◆ TASK OBJECTIVE:
Write out the listing in full, matching it word for word.

Saved data entries:
╭──

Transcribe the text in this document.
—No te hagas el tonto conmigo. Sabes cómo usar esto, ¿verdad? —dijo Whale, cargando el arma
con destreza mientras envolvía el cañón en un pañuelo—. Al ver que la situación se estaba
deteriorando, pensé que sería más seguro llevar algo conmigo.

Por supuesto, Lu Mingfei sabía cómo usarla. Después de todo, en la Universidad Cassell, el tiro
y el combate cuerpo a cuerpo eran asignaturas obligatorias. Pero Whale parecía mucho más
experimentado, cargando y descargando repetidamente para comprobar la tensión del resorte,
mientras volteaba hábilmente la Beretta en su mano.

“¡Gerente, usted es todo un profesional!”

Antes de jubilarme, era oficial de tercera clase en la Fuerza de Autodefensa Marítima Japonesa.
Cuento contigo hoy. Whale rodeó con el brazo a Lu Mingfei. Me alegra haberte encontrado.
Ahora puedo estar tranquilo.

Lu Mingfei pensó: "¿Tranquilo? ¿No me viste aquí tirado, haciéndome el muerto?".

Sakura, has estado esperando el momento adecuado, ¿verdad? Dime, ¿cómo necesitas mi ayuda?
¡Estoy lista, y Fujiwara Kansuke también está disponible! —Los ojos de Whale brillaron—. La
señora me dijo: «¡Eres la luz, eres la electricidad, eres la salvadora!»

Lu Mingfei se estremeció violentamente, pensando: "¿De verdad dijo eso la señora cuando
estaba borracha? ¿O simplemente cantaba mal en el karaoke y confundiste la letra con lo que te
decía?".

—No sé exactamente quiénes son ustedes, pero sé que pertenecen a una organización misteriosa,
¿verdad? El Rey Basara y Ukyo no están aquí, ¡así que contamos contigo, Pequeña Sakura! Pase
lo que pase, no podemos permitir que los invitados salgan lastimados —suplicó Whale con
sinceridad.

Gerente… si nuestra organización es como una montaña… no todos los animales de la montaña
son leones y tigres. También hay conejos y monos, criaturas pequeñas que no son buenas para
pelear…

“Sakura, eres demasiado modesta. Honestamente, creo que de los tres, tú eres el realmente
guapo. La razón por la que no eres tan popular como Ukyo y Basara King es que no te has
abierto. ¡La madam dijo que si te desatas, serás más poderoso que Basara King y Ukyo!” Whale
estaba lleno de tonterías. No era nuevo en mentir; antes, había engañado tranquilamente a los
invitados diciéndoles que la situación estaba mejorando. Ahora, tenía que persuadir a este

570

╰──

◆ TASK ANSWER:
Transcribe the text in this document.
—No te hagas el tonto conmigo. Sabes cómo usar esto, ¿verdad? —dijo Whale, cargando el arma
con destreza mientras envolvía el cañón en un pañuelo—. Al ver que la situación se estaba
deteriorando, pensé que sería más seguro llevar algo conmigo.

Por supuesto, Lu Mingfei sabía cómo usarla. Después de todo, en la Universidad Cassell, el tiro
y el combate cuerpo a cuerpo eran asignaturas obligatorias. Pero Whale parecía mucho más
experimentado, cargando y descargando repetidamente para comprobar la tensión del resorte,
mientras volteaba hábilmente la Beretta en su mano.

“¡Gerente, usted es todo un profesional!”

Antes de jubilarme, era oficial de tercera clase en la Fuerza de Autodefensa Marítima Japonesa.
Cuento contigo hoy. Whale rodeó con el brazo a Lu Mingfei. Me alegra haberte encontrado.
Ahora puedo estar tranquilo.

Lu Mingfei pensó: "¿Tranquilo? ¿No me viste aquí tirado, haciéndome el muerto?".

Sakura, has estado esperando el momento adecuado, ¿verdad? Dime, ¿cómo necesitas mi ayuda?
¡Estoy lista, y Fujiwara Kansuke también está disponible! —Los ojos de Whale brillaron—. La
señora me dijo: «¡Eres la luz, eres la electricidad, eres la salvadora!»

Lu Mingfei se estremeció violentamente, pensando: "¿De verdad dijo eso la señora cuando
estaba borracha? ¿O simplemente cantaba mal en el karaoke y confundiste la letra con lo que te
decía?".

—No sé exactamente quiénes son ustedes, pero sé que pertenecen a una organización misteriosa,
¿verdad? El Rey Basara y Ukyo no están aquí, ¡así que contamos contigo, Pequeña Sakura! Pase
lo que pase, no podemos permitir que los invitados salgan lastimados —suplicó Whale con
sinceridad.

Gerente… si nuestra organización es como una montaña… no todos los animales de la montaña
son leones y tigres. También hay conejos y monos, criaturas pequeñas que no son buenas para
pelear…

“Sakura, eres demasiado modesta. Honestamente, creo que de los tres, tú eres el realmente
guapo. La razón por la que no eres tan popular como Ukyo y Basara King es que no te has
abierto. ¡La madam dijo que si te desatas, serás más poderoso que Basara King y Ukyo!” Whale
estaba lleno de tonterías. No era nuevo en mentir; antes, había engañado tranquilamente a los
invitados diciéndoles que la situación estaba mejorando. Ahora, tenía que persuadir a este

570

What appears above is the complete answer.